- PROBLEM: Go through the material and write it all out exactly, minus the pictures.

- MATERIAL FOR THE TASK:
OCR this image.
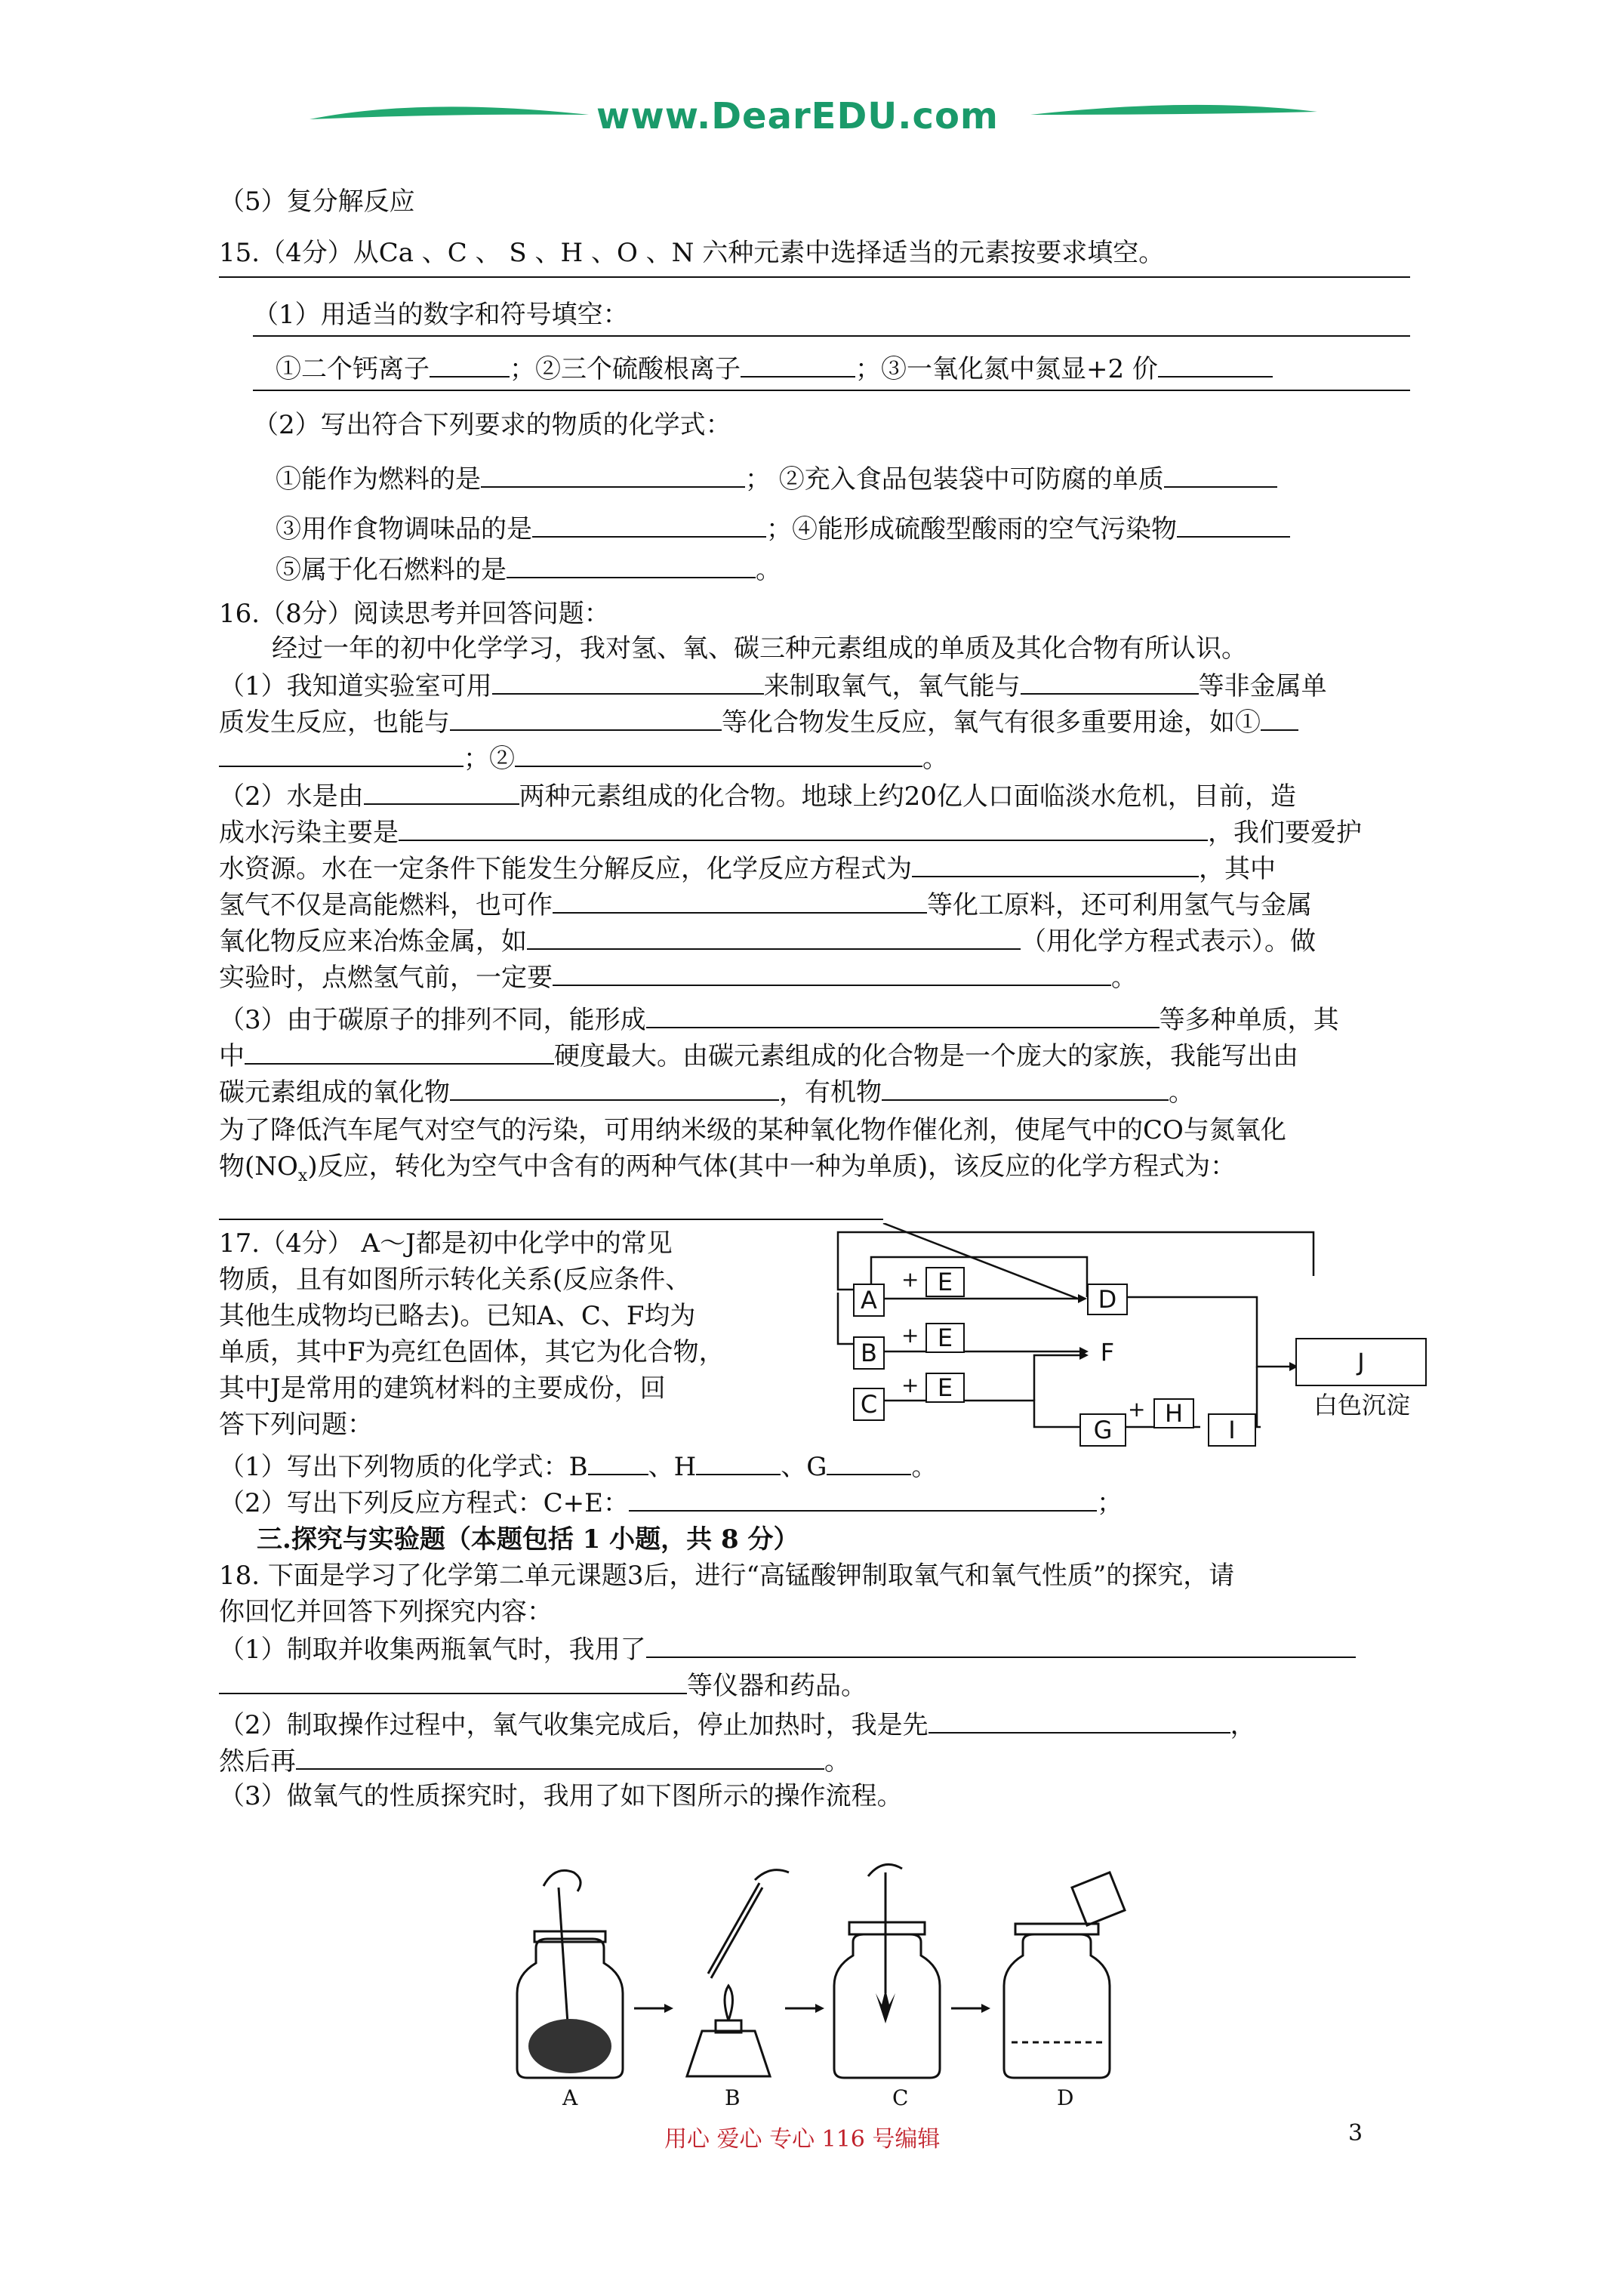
www.DearEDU.com
（5）复分解反应
15.（4分）从Ca 、C 、 S 、H 、O 、N 六种元素中选择适当的元素按要求填空。
（1）用适当的数字和符号填空：
①二个钙离子	；②三个硫酸根离子	；③一氧化氮中氮显+2 价
（2）写出符合下列要求的物质的化学式：
①能作为燃料的是	； ②充入食品包装袋中可防腐的单质
③用作食物调味品的是	；④能形成硫酸型酸雨的空气污染物
⑤属于化石燃料的是	。
16.（8分）阅读思考并回答问题：
经过一年的初中化学学习，我对氢、氧、碳三种元素组成的单质及其化合物有所认识。
（1）我知道实验室可用	来制取氧气，氧气能与	等非金属单
质发生反应，也能与	等化合物发生反应，氧气有很多重要用途，如①
；②	。
（2）水是由	两种元素组成的化合物。地球上约20亿人口面临淡水危机，目前，造
成水污染主要是	，我们要爱护
水资源。水在一定条件下能发生分解反应，化学反应方程式为	，其中
氢气不仅是高能燃料，也可作	等化工原料，还可利用氢气与金属
氧化物反应来冶炼金属，如	（用化学方程式表示）。做
实验时，点燃氢气前，一定要	。
（3）由于碳原子的排列不同，能形成	等多种单质，其
中	硬度最大。由碳元素组成的化合物是一个庞大的家族，我能写出由
碳元素组成的氧化物	，有机物	。
为了降低汽车尾气对空气的污染，可用纳米级的某种氧化物作催化剂，使尾气中的CO与氮氧化
物$(NO_x)$反应，转化为空气中含有的两种气体(其中一种为单质)，该反应的化学方程式为：
17.（4分） A～J都是初中化学中的常见
物质，且有如图所示转化关系(反应条件、
其他生成物均已略去)。已知A、C、F均为
单质，其中F为亮红色固体，其它为化合物，
其中J是常用的建筑材料的主要成份，回
答下列问题：
A
B
C
+ E
+ E
+ E
D
F
G
+ H
I
J
白色沉淀
（1）写出下列物质的化学式：B 、H	、G	。
（2）写出下列反应方程式：C+E：	；
三.探究与实验题（本题包括 1 小题，共 8 分）
18. 下面是学习了化学第二单元课题3后，进行“高锰酸钾制取氧气和氧气性质”的探究，请
你回忆并回答下列探究内容：
（1）制取并收集两瓶氧气时，我用了
等仪器和药品。
（2）制取操作过程中，氧气收集完成后，停止加热时，我是先	，
然后再	。
（3）做氧气的性质探究时，我用了如下图所示的操作流程。
A	B	C	D
用心 爱心 专心 116 号编辑	3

- EXERCISE RESPONSE:
OCR this image.
www.DearEDU.com
（5）复分解反应
15.（4分）从Ca 、C 、 S 、H 、O 、N 六种元素中选择适当的元素按要求填空。
（1）用适当的数字和符号填空：
①二个钙离子	；②三个硫酸根离子	；③一氧化氮中氮显+2 价
（2）写出符合下列要求的物质的化学式：
①能作为燃料的是	； ②充入食品包装袋中可防腐的单质
③用作食物调味品的是	；④能形成硫酸型酸雨的空气污染物
⑤属于化石燃料的是	。
16.（8分）阅读思考并回答问题：
经过一年的初中化学学习，我对氢、氧、碳三种元素组成的单质及其化合物有所认识。
（1）我知道实验室可用	来制取氧气，氧气能与	等非金属单
质发生反应，也能与	等化合物发生反应，氧气有很多重要用途，如①
；②	。
（2）水是由	两种元素组成的化合物。地球上约20亿人口面临淡水危机，目前，造
成水污染主要是	，我们要爱护
水资源。水在一定条件下能发生分解反应，化学反应方程式为	，其中
氢气不仅是高能燃料，也可作	等化工原料，还可利用氢气与金属
氧化物反应来冶炼金属，如	（用化学方程式表示）。做
实验时，点燃氢气前，一定要	。
（3）由于碳原子的排列不同，能形成	等多种单质，其
中	硬度最大。由碳元素组成的化合物是一个庞大的家族，我能写出由
碳元素组成的氧化物	，有机物	。
为了降低汽车尾气对空气的污染，可用纳米级的某种氧化物作催化剂，使尾气中的CO与氮氧化
物$(NO_x)$反应，转化为空气中含有的两种气体(其中一种为单质)，该反应的化学方程式为：
17.（4分） A～J都是初中化学中的常见
物质，且有如图所示转化关系(反应条件、
其他生成物均已略去)。已知A、C、F均为
单质，其中F为亮红色固体，其它为化合物，
其中J是常用的建筑材料的主要成份，回
答下列问题：
A
B
C
+ E
+ E
+ E
D
F
G
+ H
I
J
白色沉淀
（1）写出下列物质的化学式：B 、H	、G	。
（2）写出下列反应方程式：C+E：	；
三.探究与实验题（本题包括 1 小题，共 8 分）
18. 下面是学习了化学第二单元课题3后，进行“高锰酸钾制取氧气和氧气性质”的探究，请
你回忆并回答下列探究内容：
（1）制取并收集两瓶氧气时，我用了
等仪器和药品。
（2）制取操作过程中，氧气收集完成后，停止加热时，我是先	，
然后再	。
（3）做氧气的性质探究时，我用了如下图所示的操作流程。
A	B	C	D
用心 爱心 专心 116 号编辑	3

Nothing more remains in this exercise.